▶ [What you will do] Locate the lines that hold the string "ยการส". Copy every such line.

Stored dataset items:

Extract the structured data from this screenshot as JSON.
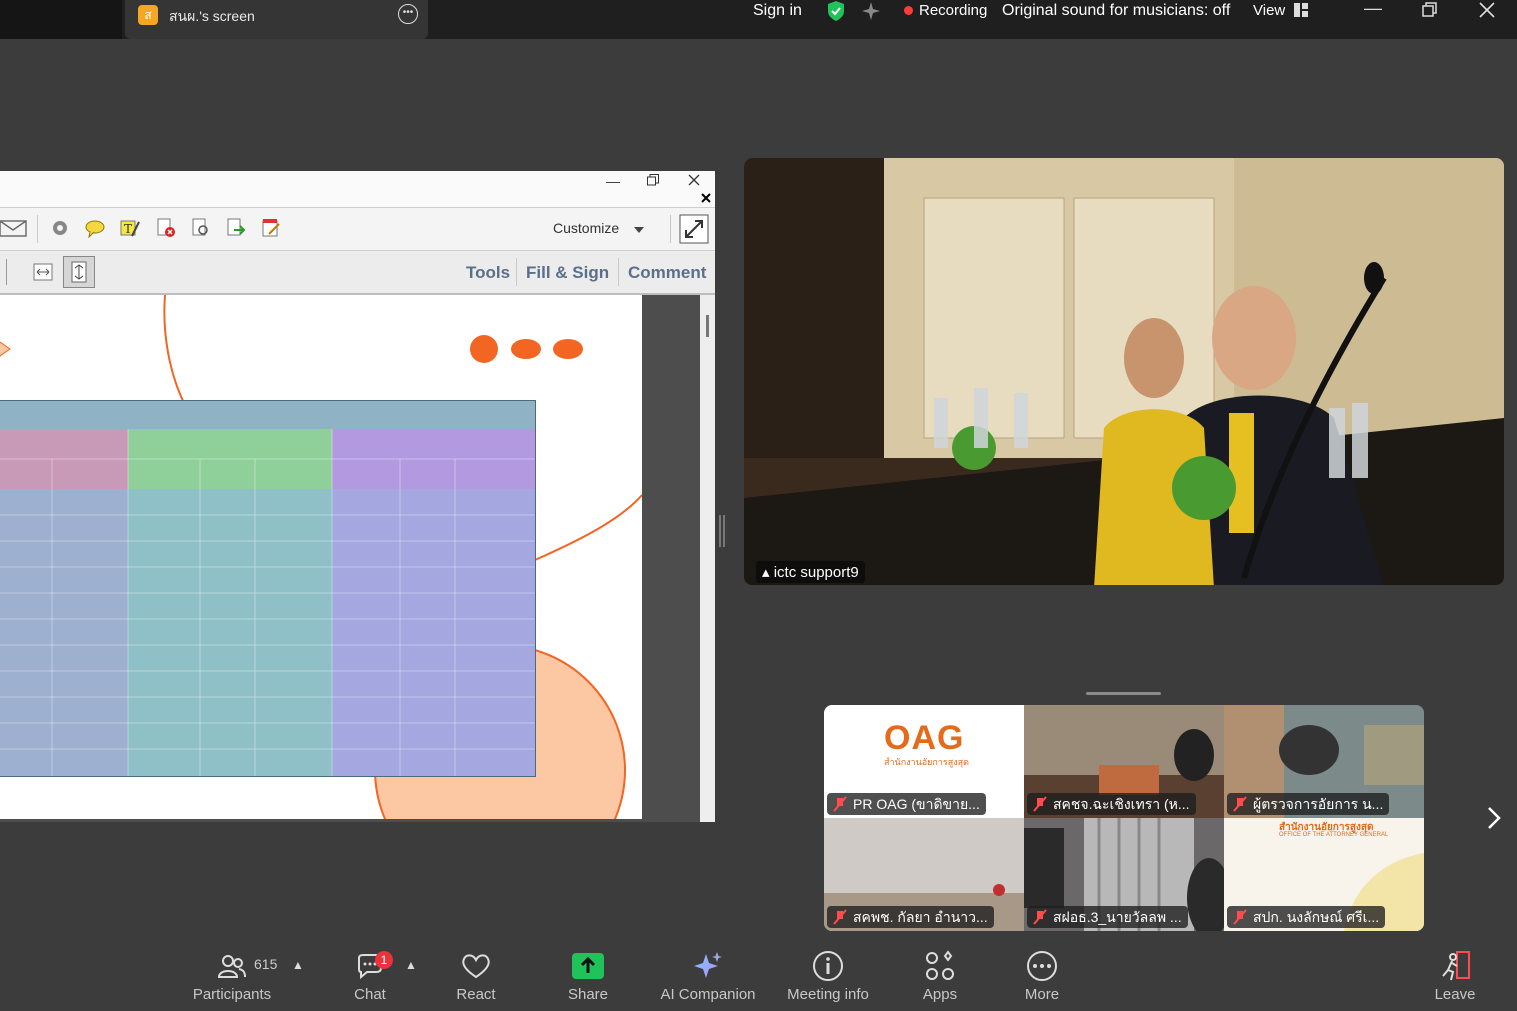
{
  "topbar": {
    "share_badge": "ส",
    "share_title": "สนผ.'s screen",
    "sign_in": "Sign in",
    "recording": "Recording",
    "original_sound": "Original sound for musicians: off",
    "view": "View"
  },
  "acrobat": {
    "customize": "Customize",
    "tabs": {
      "tools": "Tools",
      "fill_sign": "Fill & Sign",
      "comment": "Comment"
    }
  },
  "video": {
    "speaker_name": "ictc support9"
  },
  "gallery": [
    {
      "name": "PR OAG (ขาดิขาย...",
      "logo": "OAG",
      "logo_sub": "สำนักงานอัยการสูงสุด"
    },
    {
      "name": "สคชจ.ฉะเชิงเทรา (ห..."
    },
    {
      "name": "ผู้ตรวจการอัยการ น..."
    },
    {
      "name": "สคพช. กัลยา อำนาว..."
    },
    {
      "name": "สฝอธ.3_นายวัลลพ ..."
    },
    {
      "name": "สปก. นงลักษณ์ ศรีเ...",
      "logo_sub": "สำนักงานอัยการสูงสุด",
      "logo_sub2": "OFFICE OF THE ATTORNEY GENERAL"
    }
  ],
  "controls": {
    "participants": "Participants",
    "participants_count": "615",
    "chat": "Chat",
    "chat_badge": "1",
    "react": "React",
    "share": "Share",
    "ai_companion": "AI Companion",
    "meeting_info": "Meeting info",
    "apps": "Apps",
    "more": "More",
    "leave": "Leave"
  },
  "colors": {
    "share_green": "#20c35a",
    "rec_red": "#ff3b3b",
    "leave_red": "#ff4d4d",
    "orange": "#f26522"
  }
}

▶ [Result of the task]
      "logo_sub": "สำนักงานอัยการสูงสุด"
      "logo_sub": "สำนักงานอัยการสูงสุด",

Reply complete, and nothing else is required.